** START OF Raw data **

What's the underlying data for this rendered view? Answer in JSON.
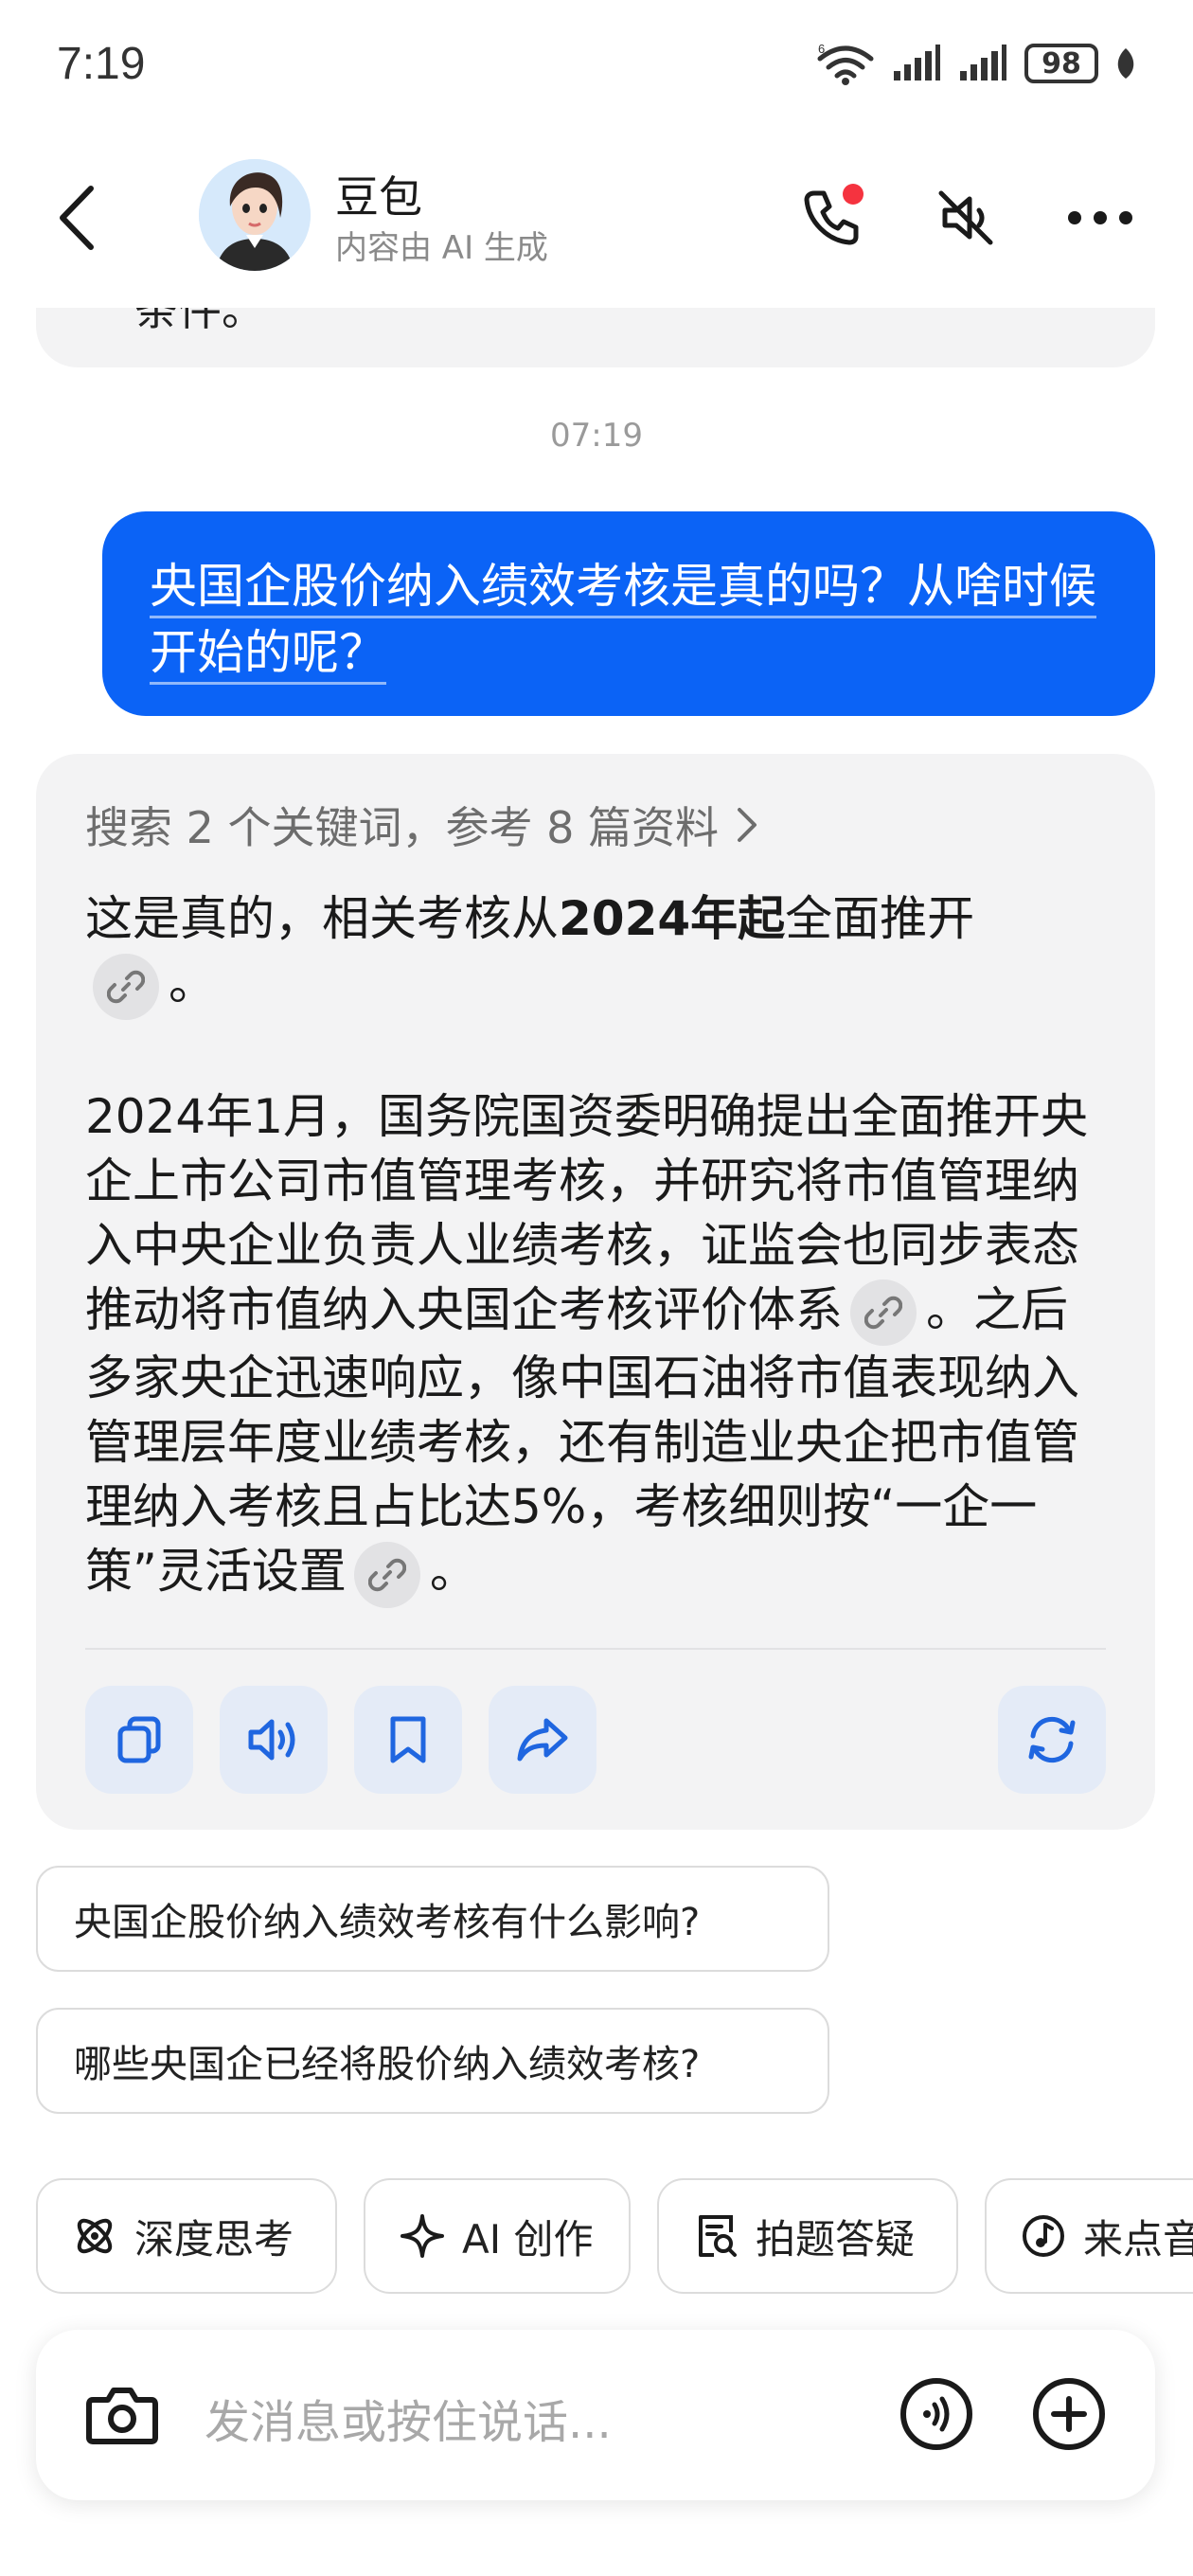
{
  "status_bar": {
    "time": "7:19",
    "battery": "98",
    "network": "6"
  },
  "header": {
    "name": "豆包",
    "subtitle": "内容由 AI 生成"
  },
  "previous_message": {
    "tail_text": "条件。"
  },
  "timestamp": "07:19",
  "user_message": {
    "text": "央国企股价纳入绩效考核是真的吗？从啥时候开始的呢？"
  },
  "bot_message": {
    "search_summary": "搜索 2 个关键词，参考 8 篇资料",
    "p1_before": "这是真的，相关考核从",
    "p1_bold": "2024年起",
    "p1_after": "全面推开",
    "p2_part1": "2024年1月，国务院国资委明确提出全面推开央企上市公司市值管理考核，并研究将市值管理纳入中央企业负责人业绩考核，证监会也同步表态推动将市值纳入央国企考核评价体系",
    "p2_part2": "。之后多家央企迅速响应，像中国石油将市值表现纳入管理层年度业绩考核，还有制造业央企把市值管理纳入考核且占比达5%，考核细则按“一企一策”灵活设置",
    "period": "。"
  },
  "suggestions": [
    "央国企股价纳入绩效考核有什么影响?",
    "哪些央国企已经将股价纳入绩效考核?"
  ],
  "tools": [
    {
      "label": "深度思考",
      "icon": "atom-icon"
    },
    {
      "label": "AI 创作",
      "icon": "sparkle-icon"
    },
    {
      "label": "拍题答疑",
      "icon": "scan-doc-icon"
    },
    {
      "label": "来点音",
      "icon": "music-note-icon"
    }
  ],
  "input": {
    "placeholder": "发消息或按住说话..."
  },
  "colors": {
    "accent": "#0b63f6",
    "bubble_gray": "#f3f3f4",
    "action_bg": "#e4ebf7",
    "notify_dot": "#f5333f"
  }
}
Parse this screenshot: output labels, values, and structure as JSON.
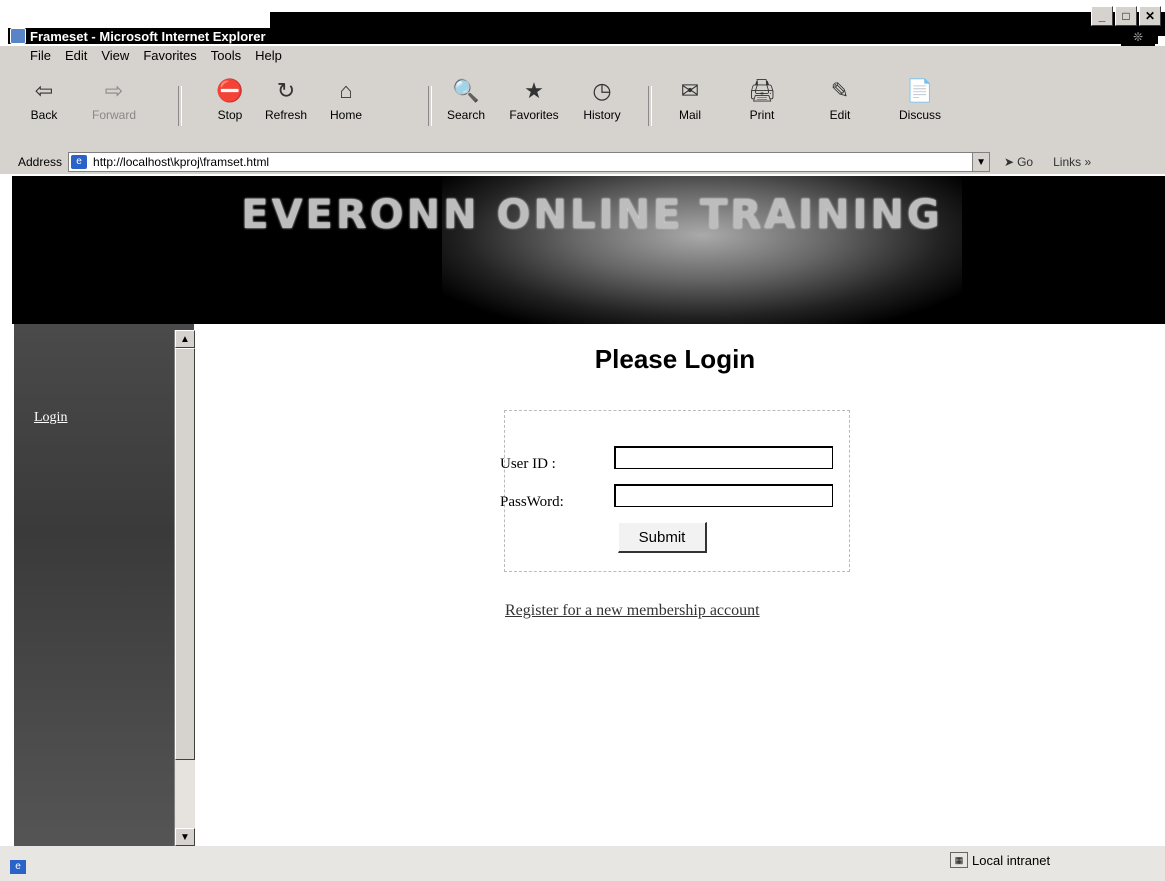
{
  "window": {
    "title": "Frameset - Microsoft Internet Explorer",
    "minimize": "_",
    "maximize": "□",
    "close": "✕"
  },
  "menu": [
    "File",
    "Edit",
    "View",
    "Favorites",
    "Tools",
    "Help"
  ],
  "toolbar": {
    "back": "Back",
    "forward": "Forward",
    "stop": "Stop",
    "refresh": "Refresh",
    "home": "Home",
    "search": "Search",
    "favorites": "Favorites",
    "history": "History",
    "mail": "Mail",
    "print": "Print",
    "edit": "Edit",
    "discuss": "Discuss"
  },
  "address": {
    "label": "Address",
    "url": "http://localhost\\kproj\\framset.html",
    "go": "Go",
    "links": "Links »"
  },
  "banner": {
    "title": "EVERONN ONLINE TRAINING"
  },
  "sidebar": {
    "link": "Login"
  },
  "main": {
    "heading": "Please Login",
    "user_label": "User ID :",
    "password_label": "PassWord:",
    "user_value": "",
    "password_value": "",
    "submit": "Submit",
    "register": "Register for a new membership account"
  },
  "status": {
    "zone": "Local intranet"
  },
  "colors": {
    "chrome": "#d6d3ce",
    "titlebar": "#000000",
    "banner": "#000000",
    "sidebar": "#4a4a4a"
  }
}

** END OF Raw data **

Requirements:
Reproduce the material above in full, exactly, with no images.

Full response:
What's the underlying data for this rendered view? Answer in JSON.
{
  "status_bar": {
    "time": "7:19",
    "battery": "98",
    "network": "6"
  },
  "header": {
    "name": "豆包",
    "subtitle": "内容由 AI 生成"
  },
  "previous_message": {
    "tail_text": "条件。"
  },
  "timestamp": "07:19",
  "user_message": {
    "text": "央国企股价纳入绩效考核是真的吗？从啥时候开始的呢？"
  },
  "bot_message": {
    "search_summary": "搜索 2 个关键词，参考 8 篇资料",
    "p1_before": "这是真的，相关考核从",
    "p1_bold": "2024年起",
    "p1_after": "全面推开",
    "p2_part1": "2024年1月，国务院国资委明确提出全面推开央企上市公司市值管理考核，并研究将市值管理纳入中央企业负责人业绩考核，证监会也同步表态推动将市值纳入央国企考核评价体系",
    "p2_part2": "。之后多家央企迅速响应，像中国石油将市值表现纳入管理层年度业绩考核，还有制造业央企把市值管理纳入考核且占比达5%，考核细则按“一企一策”灵活设置",
    "period": "。"
  },
  "suggestions": [
    "央国企股价纳入绩效考核有什么影响?",
    "哪些央国企已经将股价纳入绩效考核?"
  ],
  "tools": [
    {
      "label": "深度思考",
      "icon": "atom-icon"
    },
    {
      "label": "AI 创作",
      "icon": "sparkle-icon"
    },
    {
      "label": "拍题答疑",
      "icon": "scan-doc-icon"
    },
    {
      "label": "来点音",
      "icon": "music-note-icon"
    }
  ],
  "input": {
    "placeholder": "发消息或按住说话..."
  },
  "colors": {
    "accent": "#0b63f6",
    "bubble_gray": "#f3f3f4",
    "action_bg": "#e4ebf7",
    "notify_dot": "#f5333f"
  }
}
Parse this screenshot: output labels, values, and structure as JSON.
{
  "window": {
    "title": "Frameset - Microsoft Internet Explorer",
    "minimize": "_",
    "maximize": "□",
    "close": "✕"
  },
  "menu": [
    "File",
    "Edit",
    "View",
    "Favorites",
    "Tools",
    "Help"
  ],
  "toolbar": {
    "back": "Back",
    "forward": "Forward",
    "stop": "Stop",
    "refresh": "Refresh",
    "home": "Home",
    "search": "Search",
    "favorites": "Favorites",
    "history": "History",
    "mail": "Mail",
    "print": "Print",
    "edit": "Edit",
    "discuss": "Discuss"
  },
  "address": {
    "label": "Address",
    "url": "http://localhost\\kproj\\framset.html",
    "go": "Go",
    "links": "Links »"
  },
  "banner": {
    "title": "EVERONN ONLINE TRAINING"
  },
  "sidebar": {
    "link": "Login"
  },
  "main": {
    "heading": "Please Login",
    "user_label": "User ID :",
    "password_label": "PassWord:",
    "user_value": "",
    "password_value": "",
    "submit": "Submit",
    "register": "Register for a new membership account"
  },
  "status": {
    "zone": "Local intranet"
  },
  "colors": {
    "chrome": "#d6d3ce",
    "titlebar": "#000000",
    "banner": "#000000",
    "sidebar": "#4a4a4a"
  }
}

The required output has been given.